Supplied records »

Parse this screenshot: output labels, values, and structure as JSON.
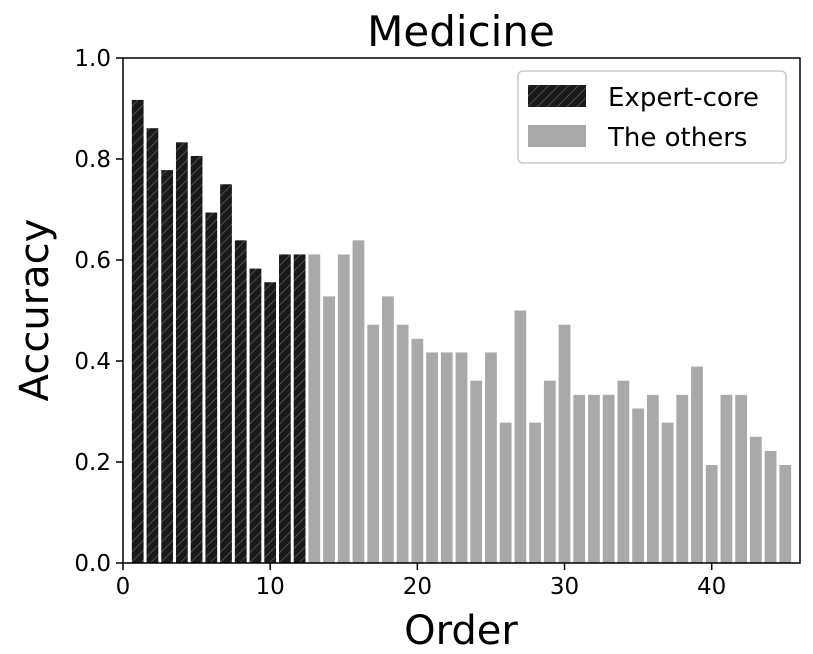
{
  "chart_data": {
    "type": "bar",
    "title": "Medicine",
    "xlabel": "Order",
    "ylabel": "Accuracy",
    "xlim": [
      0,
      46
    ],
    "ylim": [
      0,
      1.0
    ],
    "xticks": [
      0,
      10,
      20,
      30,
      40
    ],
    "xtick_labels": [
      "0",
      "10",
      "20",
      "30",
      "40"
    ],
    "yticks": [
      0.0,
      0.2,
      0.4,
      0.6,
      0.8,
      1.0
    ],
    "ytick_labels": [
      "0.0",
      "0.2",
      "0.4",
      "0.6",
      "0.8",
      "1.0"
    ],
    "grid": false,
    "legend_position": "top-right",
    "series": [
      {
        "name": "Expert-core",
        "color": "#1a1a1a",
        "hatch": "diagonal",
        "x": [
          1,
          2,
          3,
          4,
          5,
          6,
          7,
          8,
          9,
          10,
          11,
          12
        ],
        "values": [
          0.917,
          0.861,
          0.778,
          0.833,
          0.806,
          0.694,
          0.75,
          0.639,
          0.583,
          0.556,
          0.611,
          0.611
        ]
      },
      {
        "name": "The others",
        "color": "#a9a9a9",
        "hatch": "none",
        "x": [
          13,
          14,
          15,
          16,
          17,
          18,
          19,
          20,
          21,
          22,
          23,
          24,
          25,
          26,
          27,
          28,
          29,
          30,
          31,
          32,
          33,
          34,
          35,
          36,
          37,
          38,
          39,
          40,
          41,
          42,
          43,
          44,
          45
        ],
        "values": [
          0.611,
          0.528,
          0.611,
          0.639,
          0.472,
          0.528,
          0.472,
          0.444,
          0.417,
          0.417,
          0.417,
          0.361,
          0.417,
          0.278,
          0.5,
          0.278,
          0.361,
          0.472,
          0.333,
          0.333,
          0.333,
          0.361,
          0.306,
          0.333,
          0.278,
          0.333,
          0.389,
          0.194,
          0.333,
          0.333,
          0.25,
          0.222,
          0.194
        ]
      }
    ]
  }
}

Your objective »
Set the listing down in full and exactly. Pictures within it should not appear in the copy.

Response »
Parse this screenshot: output labels, values, and structure as JSON.
{
  "chart_data": {
    "type": "bar",
    "title": "Medicine",
    "xlabel": "Order",
    "ylabel": "Accuracy",
    "xlim": [
      0,
      46
    ],
    "ylim": [
      0,
      1.0
    ],
    "xticks": [
      0,
      10,
      20,
      30,
      40
    ],
    "xtick_labels": [
      "0",
      "10",
      "20",
      "30",
      "40"
    ],
    "yticks": [
      0.0,
      0.2,
      0.4,
      0.6,
      0.8,
      1.0
    ],
    "ytick_labels": [
      "0.0",
      "0.2",
      "0.4",
      "0.6",
      "0.8",
      "1.0"
    ],
    "grid": false,
    "legend_position": "top-right",
    "series": [
      {
        "name": "Expert-core",
        "color": "#1a1a1a",
        "hatch": "diagonal",
        "x": [
          1,
          2,
          3,
          4,
          5,
          6,
          7,
          8,
          9,
          10,
          11,
          12
        ],
        "values": [
          0.917,
          0.861,
          0.778,
          0.833,
          0.806,
          0.694,
          0.75,
          0.639,
          0.583,
          0.556,
          0.611,
          0.611
        ]
      },
      {
        "name": "The others",
        "color": "#a9a9a9",
        "hatch": "none",
        "x": [
          13,
          14,
          15,
          16,
          17,
          18,
          19,
          20,
          21,
          22,
          23,
          24,
          25,
          26,
          27,
          28,
          29,
          30,
          31,
          32,
          33,
          34,
          35,
          36,
          37,
          38,
          39,
          40,
          41,
          42,
          43,
          44,
          45
        ],
        "values": [
          0.611,
          0.528,
          0.611,
          0.639,
          0.472,
          0.528,
          0.472,
          0.444,
          0.417,
          0.417,
          0.417,
          0.361,
          0.417,
          0.278,
          0.5,
          0.278,
          0.361,
          0.472,
          0.333,
          0.333,
          0.333,
          0.361,
          0.306,
          0.333,
          0.278,
          0.333,
          0.389,
          0.194,
          0.333,
          0.333,
          0.25,
          0.222,
          0.194
        ]
      }
    ]
  }
}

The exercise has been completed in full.